##### Supplied material #####

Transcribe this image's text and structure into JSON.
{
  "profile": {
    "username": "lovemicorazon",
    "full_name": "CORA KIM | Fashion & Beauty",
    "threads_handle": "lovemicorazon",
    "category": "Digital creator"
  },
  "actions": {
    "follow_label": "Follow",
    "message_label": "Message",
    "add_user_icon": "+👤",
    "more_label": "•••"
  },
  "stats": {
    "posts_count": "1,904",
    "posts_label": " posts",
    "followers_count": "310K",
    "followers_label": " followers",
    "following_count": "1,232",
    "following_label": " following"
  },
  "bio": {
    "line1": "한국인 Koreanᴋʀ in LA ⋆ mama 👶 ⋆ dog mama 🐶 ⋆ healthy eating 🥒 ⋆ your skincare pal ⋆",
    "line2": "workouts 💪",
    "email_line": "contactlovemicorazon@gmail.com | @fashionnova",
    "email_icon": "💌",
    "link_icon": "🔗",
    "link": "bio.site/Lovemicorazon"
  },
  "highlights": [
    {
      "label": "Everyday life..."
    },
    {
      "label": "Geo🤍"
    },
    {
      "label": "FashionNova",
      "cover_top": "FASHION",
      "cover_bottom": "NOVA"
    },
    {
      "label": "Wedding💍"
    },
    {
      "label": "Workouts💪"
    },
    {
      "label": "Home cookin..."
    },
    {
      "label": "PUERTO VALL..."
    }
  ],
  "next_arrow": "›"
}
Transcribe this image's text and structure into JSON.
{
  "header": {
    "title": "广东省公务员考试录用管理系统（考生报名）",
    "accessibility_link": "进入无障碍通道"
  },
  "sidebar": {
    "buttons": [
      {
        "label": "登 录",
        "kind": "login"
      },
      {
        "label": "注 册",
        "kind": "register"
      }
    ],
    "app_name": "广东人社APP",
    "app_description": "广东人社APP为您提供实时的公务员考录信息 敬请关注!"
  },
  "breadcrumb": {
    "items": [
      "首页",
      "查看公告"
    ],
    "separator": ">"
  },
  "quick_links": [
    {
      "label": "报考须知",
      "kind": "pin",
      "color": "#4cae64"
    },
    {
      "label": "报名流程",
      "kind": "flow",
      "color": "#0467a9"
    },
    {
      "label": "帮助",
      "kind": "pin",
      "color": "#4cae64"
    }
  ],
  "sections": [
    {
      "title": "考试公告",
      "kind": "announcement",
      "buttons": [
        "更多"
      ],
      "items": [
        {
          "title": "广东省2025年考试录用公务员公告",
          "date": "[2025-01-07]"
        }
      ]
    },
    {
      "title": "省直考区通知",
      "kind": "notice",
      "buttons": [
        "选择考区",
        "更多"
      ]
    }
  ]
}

#####

**Exercise prompt**
Using the data above, return each line exactly as written.

**Complete answer**
Transcribe this image's text and structure into JSON.
{
  "profile": {
    "username": "lovemicorazon",
    "full_name": "CORA KIM | Fashion & Beauty",
    "threads_handle": "lovemicorazon",
    "category": "Digital creator"
  },
  "actions": {
    "follow_label": "Follow",
    "message_label": "Message",
    "add_user_icon": "+👤",
    "more_label": "•••"
  },
  "stats": {
    "posts_count": "1,904",
    "posts_label": " posts",
    "followers_count": "310K",
    "followers_label": " followers",
    "following_count": "1,232",
    "following_label": " following"
  },
  "bio": {
    "line1": "한국인 Koreanᴋʀ in LA ⋆ mama 👶 ⋆ dog mama 🐶 ⋆ healthy eating 🥒 ⋆ your skincare pal ⋆",
    "line2": "workouts 💪",
    "email_line": "contactlovemicorazon@gmail.com | @fashionnova",
    "email_icon": "💌",
    "link_icon": "🔗",
    "link": "bio.site/Lovemicorazon"
  },
  "highlights": [
    {
      "label": "Everyday life..."
    },
    {
      "label": "Geo🤍"
    },
    {
      "label": "FashionNova",
      "cover_top": "FASHION",
      "cover_bottom": "NOVA"
    },
    {
      "label": "Wedding💍"
    },
    {
      "label": "Workouts💪"
    },
    {
      "label": "Home cookin..."
    },
    {
      "label": "PUERTO VALL..."
    }
  ],
  "next_arrow": "›"
}
Transcribe this image's text and structure into JSON.
{
  "header": {
    "title": "广东省公务员考试录用管理系统（考生报名）",
    "accessibility_link": "进入无障碍通道"
  },
  "sidebar": {
    "buttons": [
      {
        "label": "登 录",
        "kind": "login"
      },
      {
        "label": "注 册",
        "kind": "register"
      }
    ],
    "app_name": "广东人社APP",
    "app_description": "广东人社APP为您提供实时的公务员考录信息 敬请关注!"
  },
  "breadcrumb": {
    "items": [
      "首页",
      "查看公告"
    ],
    "separator": ">"
  },
  "quick_links": [
    {
      "label": "报考须知",
      "kind": "pin",
      "color": "#4cae64"
    },
    {
      "label": "报名流程",
      "kind": "flow",
      "color": "#0467a9"
    },
    {
      "label": "帮助",
      "kind": "pin",
      "color": "#4cae64"
    }
  ],
  "sections": [
    {
      "title": "考试公告",
      "kind": "announcement",
      "buttons": [
        "更多"
      ],
      "items": [
        {
          "title": "广东省2025年考试录用公务员公告",
          "date": "[2025-01-07]"
        }
      ]
    },
    {
      "title": "省直考区通知",
      "kind": "notice",
      "buttons": [
        "选择考区",
        "更多"
      ]
    }
  ]
}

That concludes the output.